» **Source data**
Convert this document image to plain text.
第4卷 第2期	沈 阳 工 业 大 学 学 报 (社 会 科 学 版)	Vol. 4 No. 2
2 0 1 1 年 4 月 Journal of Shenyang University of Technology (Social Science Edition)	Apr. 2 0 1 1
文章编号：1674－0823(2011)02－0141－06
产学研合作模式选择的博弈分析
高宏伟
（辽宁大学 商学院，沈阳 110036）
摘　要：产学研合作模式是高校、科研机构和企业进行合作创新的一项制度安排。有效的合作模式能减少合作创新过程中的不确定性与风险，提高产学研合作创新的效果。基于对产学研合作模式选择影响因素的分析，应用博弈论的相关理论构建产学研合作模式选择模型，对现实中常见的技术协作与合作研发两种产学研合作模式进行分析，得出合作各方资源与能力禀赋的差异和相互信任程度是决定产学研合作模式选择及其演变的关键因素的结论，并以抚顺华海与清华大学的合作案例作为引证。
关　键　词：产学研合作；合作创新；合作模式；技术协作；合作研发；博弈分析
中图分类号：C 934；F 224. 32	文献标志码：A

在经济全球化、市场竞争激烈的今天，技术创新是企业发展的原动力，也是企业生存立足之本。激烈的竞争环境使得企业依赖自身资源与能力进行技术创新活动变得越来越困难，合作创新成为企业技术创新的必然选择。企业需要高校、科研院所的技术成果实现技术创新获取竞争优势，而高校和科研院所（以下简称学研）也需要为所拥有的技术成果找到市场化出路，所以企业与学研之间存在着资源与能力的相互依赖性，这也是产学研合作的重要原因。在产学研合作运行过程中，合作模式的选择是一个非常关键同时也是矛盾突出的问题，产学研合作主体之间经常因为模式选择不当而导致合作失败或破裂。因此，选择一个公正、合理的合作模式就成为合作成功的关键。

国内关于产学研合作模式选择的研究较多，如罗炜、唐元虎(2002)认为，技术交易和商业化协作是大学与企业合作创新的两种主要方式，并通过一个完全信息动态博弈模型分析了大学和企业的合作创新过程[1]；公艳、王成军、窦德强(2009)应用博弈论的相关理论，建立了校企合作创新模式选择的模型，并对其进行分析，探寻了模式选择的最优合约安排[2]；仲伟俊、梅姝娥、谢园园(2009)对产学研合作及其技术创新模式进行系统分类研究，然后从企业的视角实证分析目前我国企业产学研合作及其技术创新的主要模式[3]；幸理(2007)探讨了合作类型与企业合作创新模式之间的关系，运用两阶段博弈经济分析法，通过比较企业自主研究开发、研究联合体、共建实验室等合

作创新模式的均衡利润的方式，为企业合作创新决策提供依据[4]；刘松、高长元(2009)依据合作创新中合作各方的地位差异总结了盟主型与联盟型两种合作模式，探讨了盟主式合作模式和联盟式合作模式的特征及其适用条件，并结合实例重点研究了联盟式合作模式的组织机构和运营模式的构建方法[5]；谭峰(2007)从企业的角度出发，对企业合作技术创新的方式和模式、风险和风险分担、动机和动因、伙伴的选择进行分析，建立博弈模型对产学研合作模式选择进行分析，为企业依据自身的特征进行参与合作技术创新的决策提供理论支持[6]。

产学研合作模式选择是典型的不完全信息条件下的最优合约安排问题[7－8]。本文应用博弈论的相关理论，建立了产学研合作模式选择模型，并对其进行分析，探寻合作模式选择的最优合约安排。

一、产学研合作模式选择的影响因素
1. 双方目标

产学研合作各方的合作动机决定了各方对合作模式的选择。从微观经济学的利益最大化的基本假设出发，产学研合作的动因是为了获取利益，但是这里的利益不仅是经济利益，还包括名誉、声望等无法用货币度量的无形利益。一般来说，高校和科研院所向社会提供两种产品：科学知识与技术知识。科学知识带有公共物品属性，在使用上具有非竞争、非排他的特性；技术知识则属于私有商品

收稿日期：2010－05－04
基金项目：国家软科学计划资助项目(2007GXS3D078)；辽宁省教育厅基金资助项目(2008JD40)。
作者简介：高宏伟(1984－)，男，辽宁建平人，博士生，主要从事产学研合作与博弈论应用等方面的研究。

» **Requirement**
Transcribe the data above in full, exactly.

» **Final result**
Convert this document image to plain text.
第4卷 第2期	沈 阳 工 业 大 学 学 报 (社 会 科 学 版)	Vol. 4 No. 2
2 0 1 1 年 4 月 Journal of Shenyang University of Technology (Social Science Edition)	Apr. 2 0 1 1
文章编号：1674－0823(2011)02－0141－06
产学研合作模式选择的博弈分析
高宏伟
（辽宁大学 商学院，沈阳 110036）
摘　要：产学研合作模式是高校、科研机构和企业进行合作创新的一项制度安排。有效的合作模式能减少合作创新过程中的不确定性与风险，提高产学研合作创新的效果。基于对产学研合作模式选择影响因素的分析，应用博弈论的相关理论构建产学研合作模式选择模型，对现实中常见的技术协作与合作研发两种产学研合作模式进行分析，得出合作各方资源与能力禀赋的差异和相互信任程度是决定产学研合作模式选择及其演变的关键因素的结论，并以抚顺华海与清华大学的合作案例作为引证。
关　键　词：产学研合作；合作创新；合作模式；技术协作；合作研发；博弈分析
中图分类号：C 934；F 224. 32	文献标志码：A

在经济全球化、市场竞争激烈的今天，技术创新是企业发展的原动力，也是企业生存立足之本。激烈的竞争环境使得企业依赖自身资源与能力进行技术创新活动变得越来越困难，合作创新成为企业技术创新的必然选择。企业需要高校、科研院所的技术成果实现技术创新获取竞争优势，而高校和科研院所（以下简称学研）也需要为所拥有的技术成果找到市场化出路，所以企业与学研之间存在着资源与能力的相互依赖性，这也是产学研合作的重要原因。在产学研合作运行过程中，合作模式的选择是一个非常关键同时也是矛盾突出的问题，产学研合作主体之间经常因为模式选择不当而导致合作失败或破裂。因此，选择一个公正、合理的合作模式就成为合作成功的关键。

国内关于产学研合作模式选择的研究较多，如罗炜、唐元虎(2002)认为，技术交易和商业化协作是大学与企业合作创新的两种主要方式，并通过一个完全信息动态博弈模型分析了大学和企业的合作创新过程[1]；公艳、王成军、窦德强(2009)应用博弈论的相关理论，建立了校企合作创新模式选择的模型，并对其进行分析，探寻了模式选择的最优合约安排[2]；仲伟俊、梅姝娥、谢园园(2009)对产学研合作及其技术创新模式进行系统分类研究，然后从企业的视角实证分析目前我国企业产学研合作及其技术创新的主要模式[3]；幸理(2007)探讨了合作类型与企业合作创新模式之间的关系，运用两阶段博弈经济分析法，通过比较企业自主研究开发、研究联合体、共建实验室等合

作创新模式的均衡利润的方式，为企业合作创新决策提供依据[4]；刘松、高长元(2009)依据合作创新中合作各方的地位差异总结了盟主型与联盟型两种合作模式，探讨了盟主式合作模式和联盟式合作模式的特征及其适用条件，并结合实例重点研究了联盟式合作模式的组织机构和运营模式的构建方法[5]；谭峰(2007)从企业的角度出发，对企业合作技术创新的方式和模式、风险和风险分担、动机和动因、伙伴的选择进行分析，建立博弈模型对产学研合作模式选择进行分析，为企业依据自身的特征进行参与合作技术创新的决策提供理论支持[6]。

产学研合作模式选择是典型的不完全信息条件下的最优合约安排问题[7－8]。本文应用博弈论的相关理论，建立了产学研合作模式选择模型，并对其进行分析，探寻合作模式选择的最优合约安排。

一、产学研合作模式选择的影响因素
1. 双方目标

产学研合作各方的合作动机决定了各方对合作模式的选择。从微观经济学的利益最大化的基本假设出发，产学研合作的动因是为了获取利益，但是这里的利益不仅是经济利益，还包括名誉、声望等无法用货币度量的无形利益。一般来说，高校和科研院所向社会提供两种产品：科学知识与技术知识。科学知识带有公共物品属性，在使用上具有非竞争、非排他的特性；技术知识则属于私有商品

收稿日期：2010－05－04
基金项目：国家软科学计划资助项目(2007GXS3D078)；辽宁省教育厅基金资助项目(2008JD40)。
作者简介：高宏伟(1984－)，男，辽宁建平人，博士生，主要从事产学研合作与博弈论应用等方面的研究。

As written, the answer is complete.